- _Task goal_: List all lines of the data containing the word "color".

— START —

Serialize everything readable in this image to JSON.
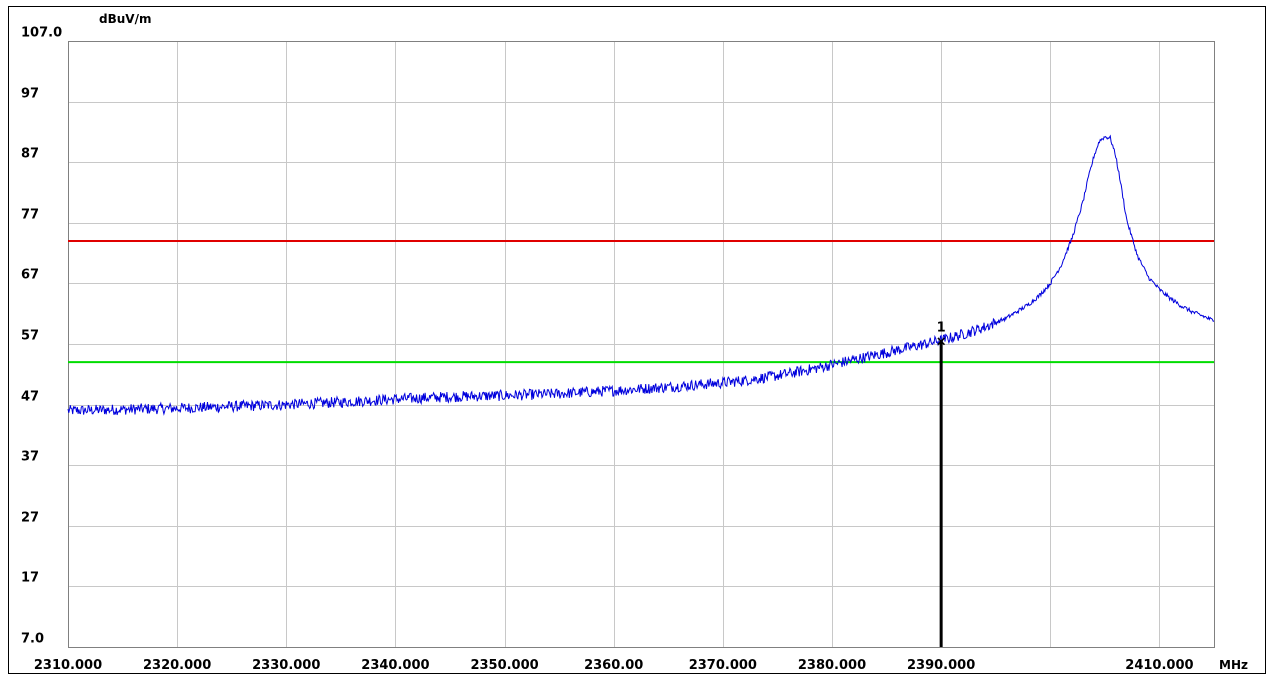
{
  "chart_data": {
    "type": "line",
    "title": "",
    "ylabel": "dBuV/m",
    "xlabel": "MHz",
    "ylim": [
      7.0,
      107.0
    ],
    "xlim": [
      2310.0,
      2415.0
    ],
    "y_tick_labels": [
      "107.0",
      "97",
      "87",
      "77",
      "67",
      "57",
      "47",
      "37",
      "27",
      "17",
      "7.0"
    ],
    "y_tick_values": [
      107,
      97,
      87,
      77,
      67,
      57,
      47,
      37,
      27,
      17,
      7
    ],
    "x_tick_labels": [
      "2310.000",
      "2320.000",
      "2330.000",
      "2340.000",
      "2350.000",
      "2360.00",
      "2370.000",
      "2380.000",
      "2390.000",
      "2410.000"
    ],
    "x_tick_values": [
      2310,
      2320,
      2330,
      2340,
      2350,
      2360,
      2370,
      2380,
      2390,
      2410
    ],
    "x_grid_values": [
      2310,
      2320,
      2330,
      2340,
      2350,
      2360,
      2370,
      2380,
      2390,
      2400,
      2410,
      2415
    ],
    "grid": true,
    "limit_lines": [
      {
        "value": 74.0,
        "color": "#e00000"
      },
      {
        "value": 54.0,
        "color": "#00dd00"
      }
    ],
    "marker": {
      "label": "1",
      "x": 2390.0,
      "y": 57.6,
      "color": "#000000"
    },
    "series": [
      {
        "color": "#0000dd",
        "x": [
          2310,
          2315,
          2320,
          2325,
          2330,
          2335,
          2340,
          2345,
          2350,
          2355,
          2360,
          2365,
          2370,
          2372,
          2374,
          2376,
          2378,
          2380,
          2382,
          2384,
          2386,
          2388,
          2390,
          2392,
          2394,
          2396,
          2398,
          2399,
          2400,
          2401,
          2402,
          2403,
          2403.5,
          2404,
          2404.5,
          2405,
          2405.5,
          2406,
          2406.5,
          2407,
          2408,
          2409,
          2410,
          2411,
          2412,
          2413,
          2414,
          2415
        ],
        "y": [
          46.0,
          46.2,
          46.4,
          46.7,
          47.0,
          47.4,
          47.9,
          48.3,
          48.5,
          48.8,
          49.3,
          49.9,
          50.6,
          51.0,
          51.5,
          52.1,
          52.8,
          53.6,
          54.4,
          55.2,
          56.0,
          56.8,
          57.6,
          58.6,
          59.8,
          61.3,
          63.5,
          65.0,
          67.0,
          70.0,
          74.5,
          80.5,
          84.5,
          88.0,
          90.5,
          91.2,
          91.0,
          88.0,
          83.0,
          77.5,
          71.5,
          68.0,
          66.0,
          64.5,
          63.3,
          62.3,
          61.6,
          60.8
        ]
      }
    ]
  }
}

— END —

- _Output_:
        "color": "#e00000"
        "color": "#00dd00"
      "color": "#000000"
        "color": "#0000dd",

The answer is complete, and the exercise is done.